Repeat every record below exactly, but leave out any pictures.
********
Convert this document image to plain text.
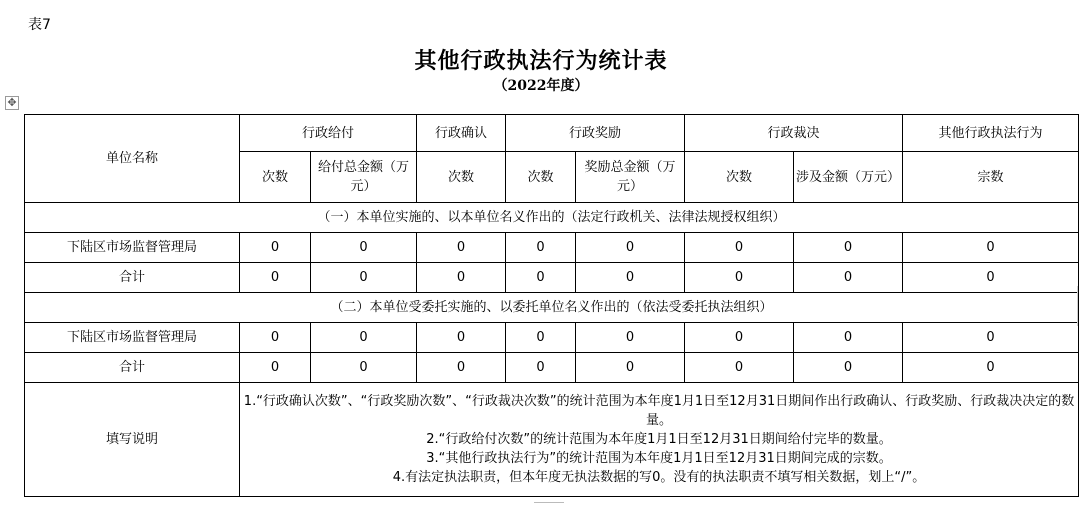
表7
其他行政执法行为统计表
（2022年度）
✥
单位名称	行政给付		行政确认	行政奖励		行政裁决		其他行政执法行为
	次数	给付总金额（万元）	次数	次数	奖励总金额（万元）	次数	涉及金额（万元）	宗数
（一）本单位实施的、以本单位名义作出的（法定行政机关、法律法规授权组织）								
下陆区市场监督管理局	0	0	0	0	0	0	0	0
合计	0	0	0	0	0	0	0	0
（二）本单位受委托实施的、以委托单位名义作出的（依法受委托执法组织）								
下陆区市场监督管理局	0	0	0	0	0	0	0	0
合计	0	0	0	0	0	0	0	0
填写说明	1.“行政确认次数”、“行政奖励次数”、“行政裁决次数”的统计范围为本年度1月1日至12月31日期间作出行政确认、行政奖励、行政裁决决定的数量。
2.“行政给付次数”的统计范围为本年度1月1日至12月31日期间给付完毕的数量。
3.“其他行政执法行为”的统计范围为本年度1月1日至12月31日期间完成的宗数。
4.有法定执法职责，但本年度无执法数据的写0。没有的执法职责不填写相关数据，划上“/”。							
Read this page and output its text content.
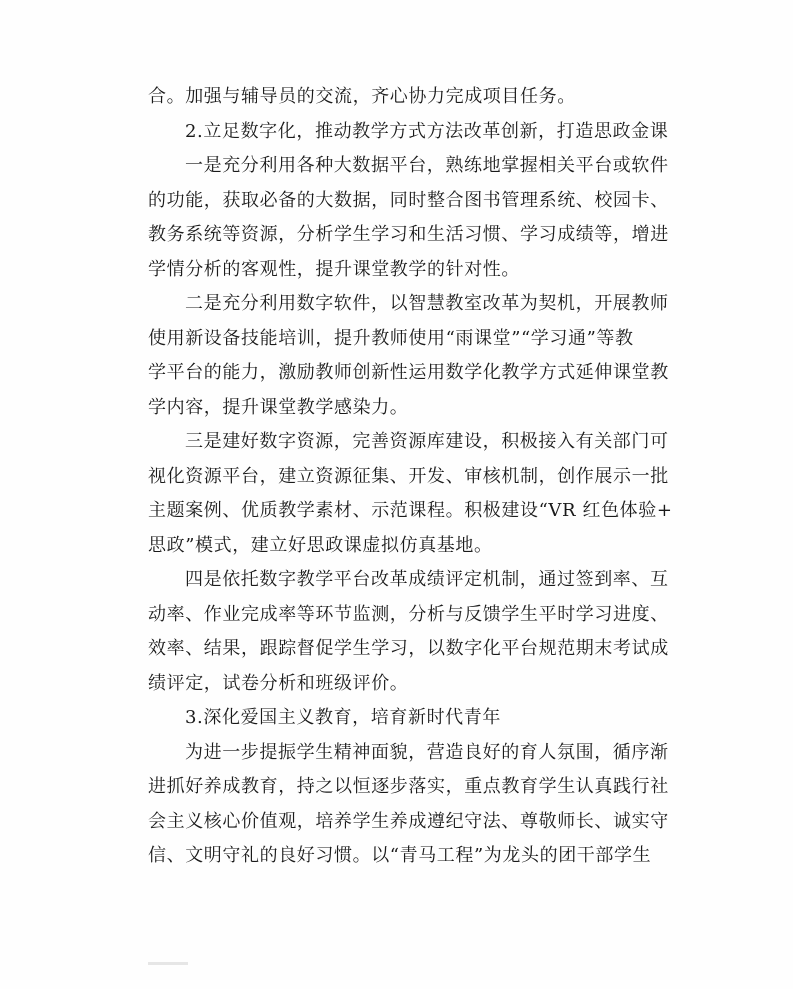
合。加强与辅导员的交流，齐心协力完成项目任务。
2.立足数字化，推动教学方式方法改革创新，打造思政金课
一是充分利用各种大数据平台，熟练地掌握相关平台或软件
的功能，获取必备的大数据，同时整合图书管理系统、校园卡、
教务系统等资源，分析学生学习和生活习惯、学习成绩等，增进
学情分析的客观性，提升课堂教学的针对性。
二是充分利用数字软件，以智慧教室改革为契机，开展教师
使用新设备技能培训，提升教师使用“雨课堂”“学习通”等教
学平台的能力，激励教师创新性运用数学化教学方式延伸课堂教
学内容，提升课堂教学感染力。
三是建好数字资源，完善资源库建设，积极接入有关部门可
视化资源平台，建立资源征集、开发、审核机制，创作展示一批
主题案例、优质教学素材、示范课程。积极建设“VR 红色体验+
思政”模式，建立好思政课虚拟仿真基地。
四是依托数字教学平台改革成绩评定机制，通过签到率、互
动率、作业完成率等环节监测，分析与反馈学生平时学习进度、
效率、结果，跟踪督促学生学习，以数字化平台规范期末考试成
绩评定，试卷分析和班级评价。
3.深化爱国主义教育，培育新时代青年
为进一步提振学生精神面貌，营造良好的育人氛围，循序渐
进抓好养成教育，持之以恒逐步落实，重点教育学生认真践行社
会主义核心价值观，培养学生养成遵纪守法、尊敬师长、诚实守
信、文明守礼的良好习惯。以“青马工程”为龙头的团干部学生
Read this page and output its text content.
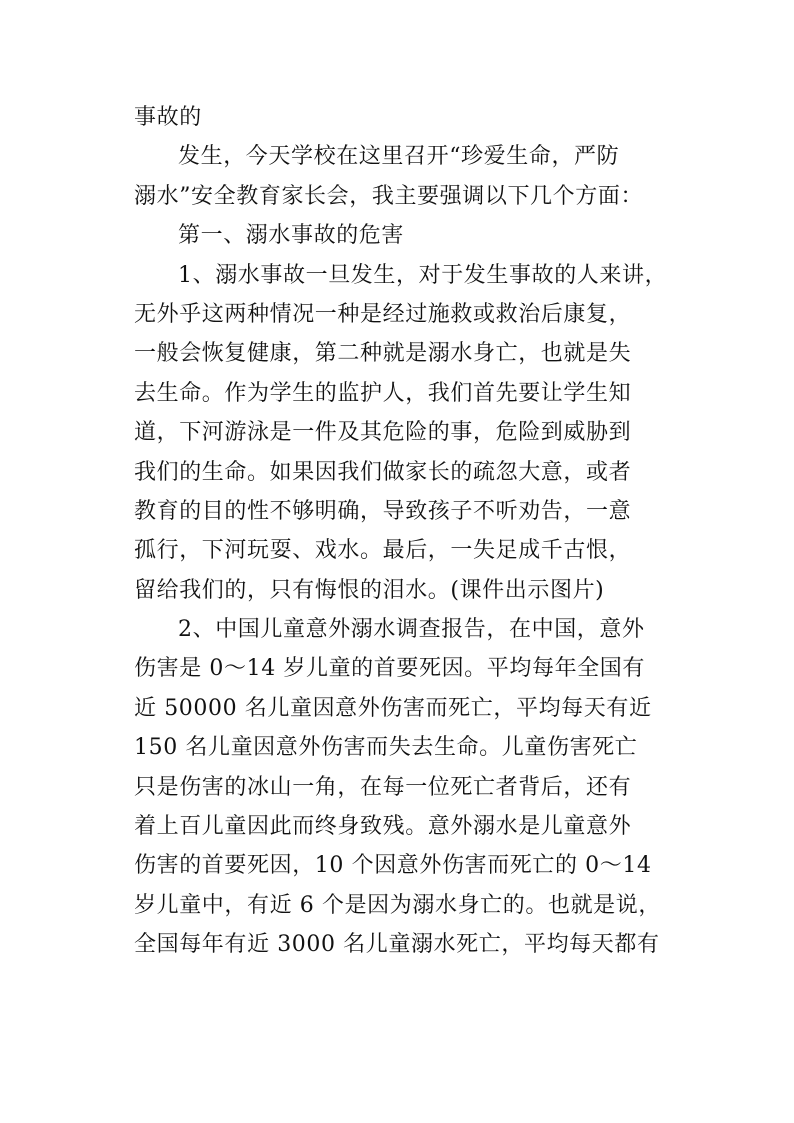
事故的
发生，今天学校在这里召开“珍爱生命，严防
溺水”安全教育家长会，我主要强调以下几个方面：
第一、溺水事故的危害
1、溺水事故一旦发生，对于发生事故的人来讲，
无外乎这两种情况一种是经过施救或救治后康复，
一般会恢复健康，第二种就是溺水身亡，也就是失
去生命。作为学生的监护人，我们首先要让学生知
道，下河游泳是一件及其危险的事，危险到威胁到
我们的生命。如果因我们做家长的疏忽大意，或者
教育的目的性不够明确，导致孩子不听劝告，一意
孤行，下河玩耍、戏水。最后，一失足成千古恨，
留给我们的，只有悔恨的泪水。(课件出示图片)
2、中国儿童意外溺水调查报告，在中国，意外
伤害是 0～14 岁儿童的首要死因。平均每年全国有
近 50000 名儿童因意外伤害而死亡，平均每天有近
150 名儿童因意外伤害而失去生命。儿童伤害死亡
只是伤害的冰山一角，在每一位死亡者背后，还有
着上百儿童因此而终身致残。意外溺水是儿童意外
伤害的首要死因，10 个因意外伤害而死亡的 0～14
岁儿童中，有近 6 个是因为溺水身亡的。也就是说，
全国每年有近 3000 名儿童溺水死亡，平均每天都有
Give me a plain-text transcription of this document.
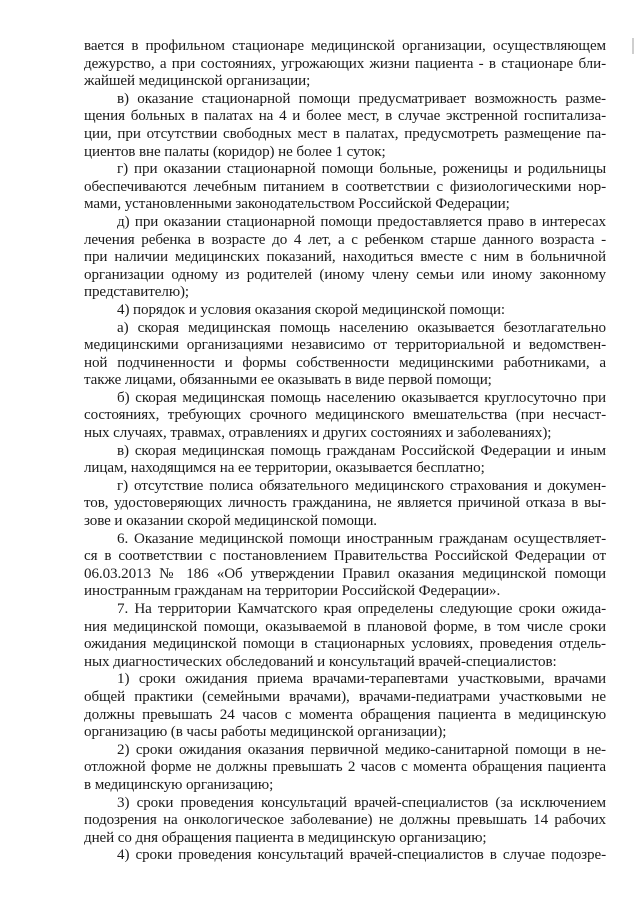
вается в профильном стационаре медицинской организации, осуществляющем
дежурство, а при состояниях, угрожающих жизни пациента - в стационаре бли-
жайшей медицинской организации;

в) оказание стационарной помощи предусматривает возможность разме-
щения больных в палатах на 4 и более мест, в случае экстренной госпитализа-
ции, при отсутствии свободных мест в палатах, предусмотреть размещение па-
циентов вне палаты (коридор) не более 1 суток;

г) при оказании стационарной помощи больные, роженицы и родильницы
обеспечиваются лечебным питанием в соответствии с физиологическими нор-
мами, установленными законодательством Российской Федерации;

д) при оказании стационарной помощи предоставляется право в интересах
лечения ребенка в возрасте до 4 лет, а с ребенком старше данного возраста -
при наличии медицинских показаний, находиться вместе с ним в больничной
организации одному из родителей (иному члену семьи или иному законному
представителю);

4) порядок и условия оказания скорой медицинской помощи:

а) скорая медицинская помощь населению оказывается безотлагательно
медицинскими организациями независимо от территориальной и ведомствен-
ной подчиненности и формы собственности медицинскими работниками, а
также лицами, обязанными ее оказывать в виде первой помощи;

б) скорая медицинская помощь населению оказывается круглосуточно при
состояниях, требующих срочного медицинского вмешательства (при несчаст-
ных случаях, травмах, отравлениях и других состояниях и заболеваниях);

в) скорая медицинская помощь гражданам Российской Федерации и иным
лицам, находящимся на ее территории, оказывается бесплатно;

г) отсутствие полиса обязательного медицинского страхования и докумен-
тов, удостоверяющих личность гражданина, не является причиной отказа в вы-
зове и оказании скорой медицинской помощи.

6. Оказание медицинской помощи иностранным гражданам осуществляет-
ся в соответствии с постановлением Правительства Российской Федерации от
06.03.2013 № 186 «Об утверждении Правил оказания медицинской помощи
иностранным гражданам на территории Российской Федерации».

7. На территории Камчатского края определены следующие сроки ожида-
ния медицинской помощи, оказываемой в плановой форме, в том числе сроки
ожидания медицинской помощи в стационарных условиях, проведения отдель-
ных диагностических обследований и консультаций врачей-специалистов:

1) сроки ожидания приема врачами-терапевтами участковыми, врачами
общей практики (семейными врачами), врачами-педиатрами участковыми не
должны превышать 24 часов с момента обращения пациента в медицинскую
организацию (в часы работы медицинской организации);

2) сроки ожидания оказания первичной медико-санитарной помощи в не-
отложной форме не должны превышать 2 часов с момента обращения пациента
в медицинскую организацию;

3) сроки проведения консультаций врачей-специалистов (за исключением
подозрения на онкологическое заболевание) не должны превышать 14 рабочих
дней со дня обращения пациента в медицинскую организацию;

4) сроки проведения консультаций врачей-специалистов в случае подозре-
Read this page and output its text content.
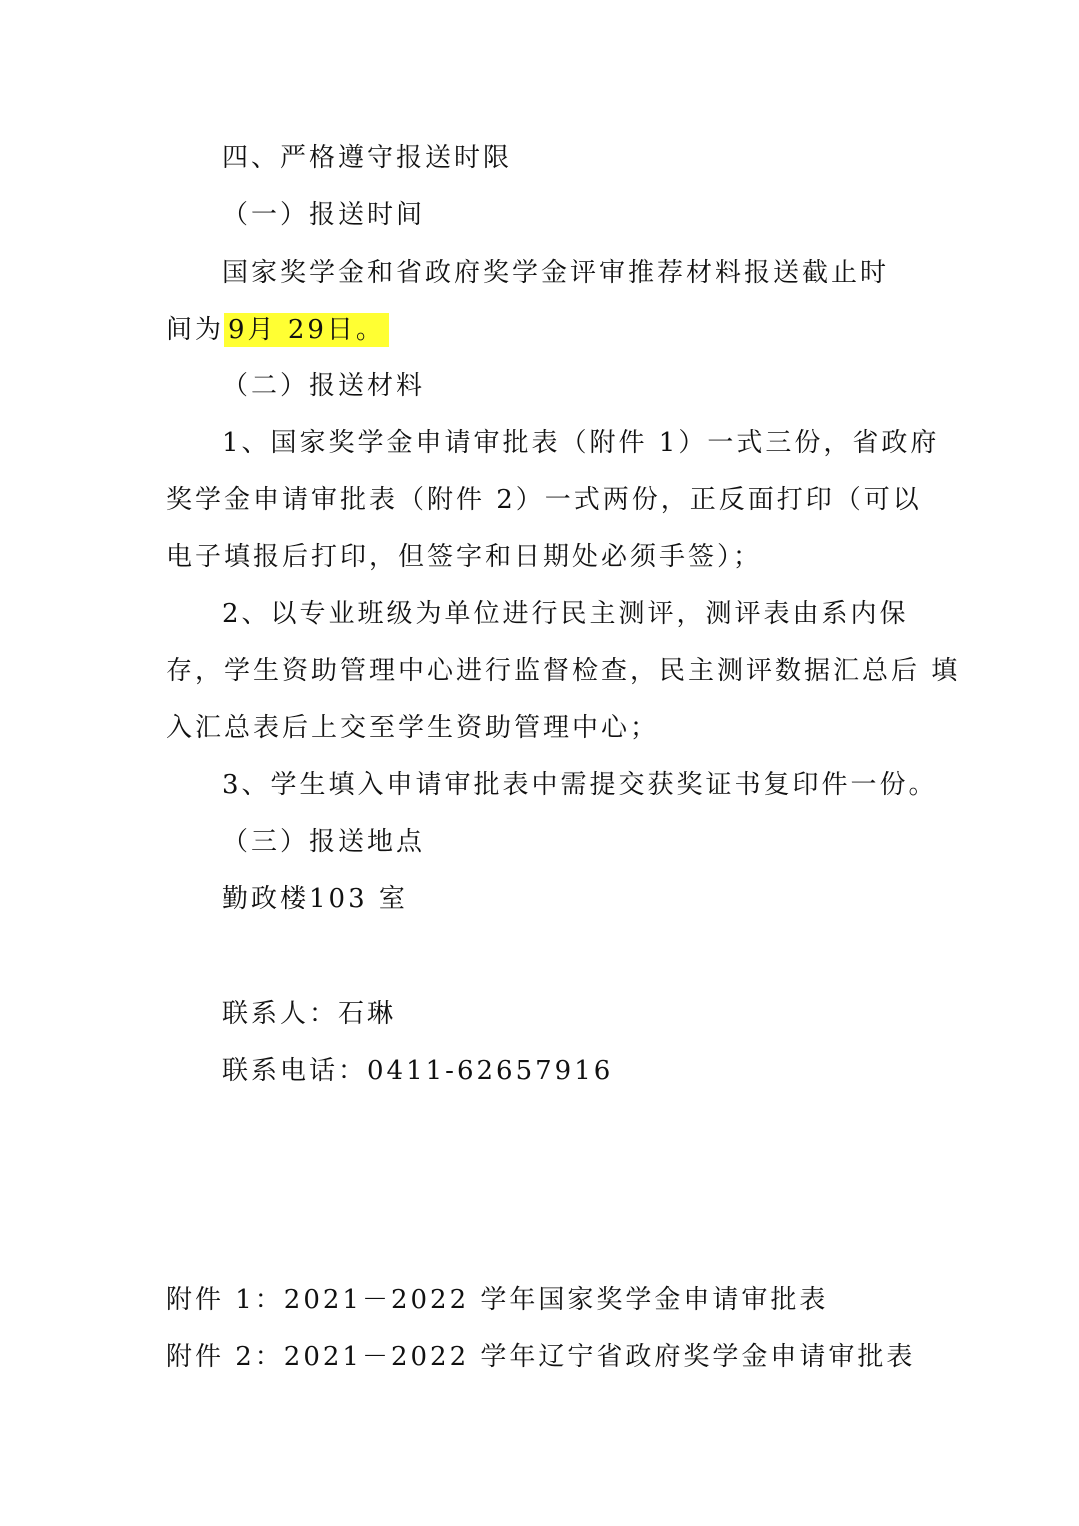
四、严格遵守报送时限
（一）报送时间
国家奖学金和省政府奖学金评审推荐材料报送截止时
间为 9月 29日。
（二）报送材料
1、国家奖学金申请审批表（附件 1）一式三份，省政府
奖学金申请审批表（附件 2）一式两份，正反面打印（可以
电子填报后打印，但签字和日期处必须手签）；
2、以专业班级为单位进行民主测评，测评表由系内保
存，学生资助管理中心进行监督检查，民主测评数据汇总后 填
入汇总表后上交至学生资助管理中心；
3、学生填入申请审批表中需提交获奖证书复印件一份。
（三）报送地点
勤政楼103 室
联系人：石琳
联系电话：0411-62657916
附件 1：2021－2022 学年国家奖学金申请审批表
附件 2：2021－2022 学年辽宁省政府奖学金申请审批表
********
## EXERCISE SOLUTION
Convert this document image to plain text.
表7
其他行政执法行为统计表
（2022年度）
✥
单位名称	行政给付		行政确认	行政奖励		行政裁决		其他行政执法行为
	次数	给付总金额（万元）	次数	次数	奖励总金额（万元）	次数	涉及金额（万元）	宗数
（一）本单位实施的、以本单位名义作出的（法定行政机关、法律法规授权组织）								
下陆区市场监督管理局	0	0	0	0	0	0	0	0
合计	0	0	0	0	0	0	0	0
（二）本单位受委托实施的、以委托单位名义作出的（依法受委托执法组织）								
下陆区市场监督管理局	0	0	0	0	0	0	0	0
合计	0	0	0	0	0	0	0	0
填写说明	1.“行政确认次数”、“行政奖励次数”、“行政裁决次数”的统计范围为本年度1月1日至12月31日期间作出行政确认、行政奖励、行政裁决决定的数量。
2.“行政给付次数”的统计范围为本年度1月1日至12月31日期间给付完毕的数量。
3.“其他行政执法行为”的统计范围为本年度1月1日至12月31日期间完成的宗数。
4.有法定执法职责，但本年度无执法数据的写0。没有的执法职责不填写相关数据，划上“/”。							
Read this page and output its text content.
合。加强与辅导员的交流，齐心协力完成项目任务。
2.立足数字化，推动教学方式方法改革创新，打造思政金课
一是充分利用各种大数据平台，熟练地掌握相关平台或软件
的功能，获取必备的大数据，同时整合图书管理系统、校园卡、
教务系统等资源，分析学生学习和生活习惯、学习成绩等，增进
学情分析的客观性，提升课堂教学的针对性。
二是充分利用数字软件，以智慧教室改革为契机，开展教师
使用新设备技能培训，提升教师使用“雨课堂”“学习通”等教
学平台的能力，激励教师创新性运用数学化教学方式延伸课堂教
学内容，提升课堂教学感染力。
三是建好数字资源，完善资源库建设，积极接入有关部门可
视化资源平台，建立资源征集、开发、审核机制，创作展示一批
主题案例、优质教学素材、示范课程。积极建设“VR 红色体验+
思政”模式，建立好思政课虚拟仿真基地。
四是依托数字教学平台改革成绩评定机制，通过签到率、互
动率、作业完成率等环节监测，分析与反馈学生平时学习进度、
效率、结果，跟踪督促学生学习，以数字化平台规范期末考试成
绩评定，试卷分析和班级评价。
3.深化爱国主义教育，培育新时代青年
为进一步提振学生精神面貌，营造良好的育人氛围，循序渐
进抓好养成教育，持之以恒逐步落实，重点教育学生认真践行社
会主义核心价值观，培养学生养成遵纪守法、尊敬师长、诚实守
信、文明守礼的良好习惯。以“青马工程”为龙头的团干部学生
Read this page and output its text content.
事故的
发生，今天学校在这里召开“珍爱生命，严防
溺水”安全教育家长会，我主要强调以下几个方面：
第一、溺水事故的危害
1、溺水事故一旦发生，对于发生事故的人来讲，
无外乎这两种情况一种是经过施救或救治后康复，
一般会恢复健康，第二种就是溺水身亡，也就是失
去生命。作为学生的监护人，我们首先要让学生知
道，下河游泳是一件及其危险的事，危险到威胁到
我们的生命。如果因我们做家长的疏忽大意，或者
教育的目的性不够明确，导致孩子不听劝告，一意
孤行，下河玩耍、戏水。最后，一失足成千古恨，
留给我们的，只有悔恨的泪水。(课件出示图片)
2、中国儿童意外溺水调查报告，在中国，意外
伤害是 0～14 岁儿童的首要死因。平均每年全国有
近 50000 名儿童因意外伤害而死亡，平均每天有近
150 名儿童因意外伤害而失去生命。儿童伤害死亡
只是伤害的冰山一角，在每一位死亡者背后，还有
着上百儿童因此而终身致残。意外溺水是儿童意外
伤害的首要死因，10 个因意外伤害而死亡的 0～14
岁儿童中，有近 6 个是因为溺水身亡的。也就是说，
全国每年有近 3000 名儿童溺水死亡，平均每天都有
Give me a plain-text transcription of this document.
вается в профильном стационаре медицинской организации, осуществляющем
дежурство, а при состояниях, угрожающих жизни пациента - в стационаре бли-
жайшей медицинской организации;

в) оказание стационарной помощи предусматривает возможность разме-
щения больных в палатах на 4 и более мест, в случае экстренной госпитализа-
ции, при отсутствии свободных мест в палатах, предусмотреть размещение па-
циентов вне палаты (коридор) не более 1 суток;

г) при оказании стационарной помощи больные, роженицы и родильницы
обеспечиваются лечебным питанием в соответствии с физиологическими нор-
мами, установленными законодательством Российской Федерации;

д) при оказании стационарной помощи предоставляется право в интересах
лечения ребенка в возрасте до 4 лет, а с ребенком старше данного возраста -
при наличии медицинских показаний, находиться вместе с ним в больничной
организации одному из родителей (иному члену семьи или иному законному
представителю);

4) порядок и условия оказания скорой медицинской помощи:

а) скорая медицинская помощь населению оказывается безотлагательно
медицинскими организациями независимо от территориальной и ведомствен-
ной подчиненности и формы собственности медицинскими работниками, а
также лицами, обязанными ее оказывать в виде первой помощи;

б) скорая медицинская помощь населению оказывается круглосуточно при
состояниях, требующих срочного медицинского вмешательства (при несчаст-
ных случаях, травмах, отравлениях и других состояниях и заболеваниях);

в) скорая медицинская помощь гражданам Российской Федерации и иным
лицам, находящимся на ее территории, оказывается бесплатно;

г) отсутствие полиса обязательного медицинского страхования и докумен-
тов, удостоверяющих личность гражданина, не является причиной отказа в вы-
зове и оказании скорой медицинской помощи.

6. Оказание медицинской помощи иностранным гражданам осуществляет-
ся в соответствии с постановлением Правительства Российской Федерации от
06.03.2013 № 186 «Об утверждении Правил оказания медицинской помощи
иностранным гражданам на территории Российской Федерации».

7. На территории Камчатского края определены следующие сроки ожида-
ния медицинской помощи, оказываемой в плановой форме, в том числе сроки
ожидания медицинской помощи в стационарных условиях, проведения отдель-
ных диагностических обследований и консультаций врачей-специалистов:

1) сроки ожидания приема врачами-терапевтами участковыми, врачами
общей практики (семейными врачами), врачами-педиатрами участковыми не
должны превышать 24 часов с момента обращения пациента в медицинскую
организацию (в часы работы медицинской организации);

2) сроки ожидания оказания первичной медико-санитарной помощи в не-
отложной форме не должны превышать 2 часов с момента обращения пациента
в медицинскую организацию;

3) сроки проведения консультаций врачей-специалистов (за исключением
подозрения на онкологическое заболевание) не должны превышать 14 рабочих
дней со дня обращения пациента в медицинскую организацию;

4) сроки проведения консультаций врачей-специалистов в случае подозре-
Read this page and output its text content.
四、严格遵守报送时限
（一）报送时间
国家奖学金和省政府奖学金评审推荐材料报送截止时
间为 9月 29日。
（二）报送材料
1、国家奖学金申请审批表（附件 1）一式三份，省政府
奖学金申请审批表（附件 2）一式两份，正反面打印（可以
电子填报后打印，但签字和日期处必须手签）；
2、以专业班级为单位进行民主测评，测评表由系内保
存，学生资助管理中心进行监督检查，民主测评数据汇总后 填
入汇总表后上交至学生资助管理中心；
3、学生填入申请审批表中需提交获奖证书复印件一份。
（三）报送地点
勤政楼103 室
联系人：石琳
联系电话：0411-62657916
附件 1：2021－2022 学年国家奖学金申请审批表
附件 2：2021－2022 学年辽宁省政府奖学金申请审批表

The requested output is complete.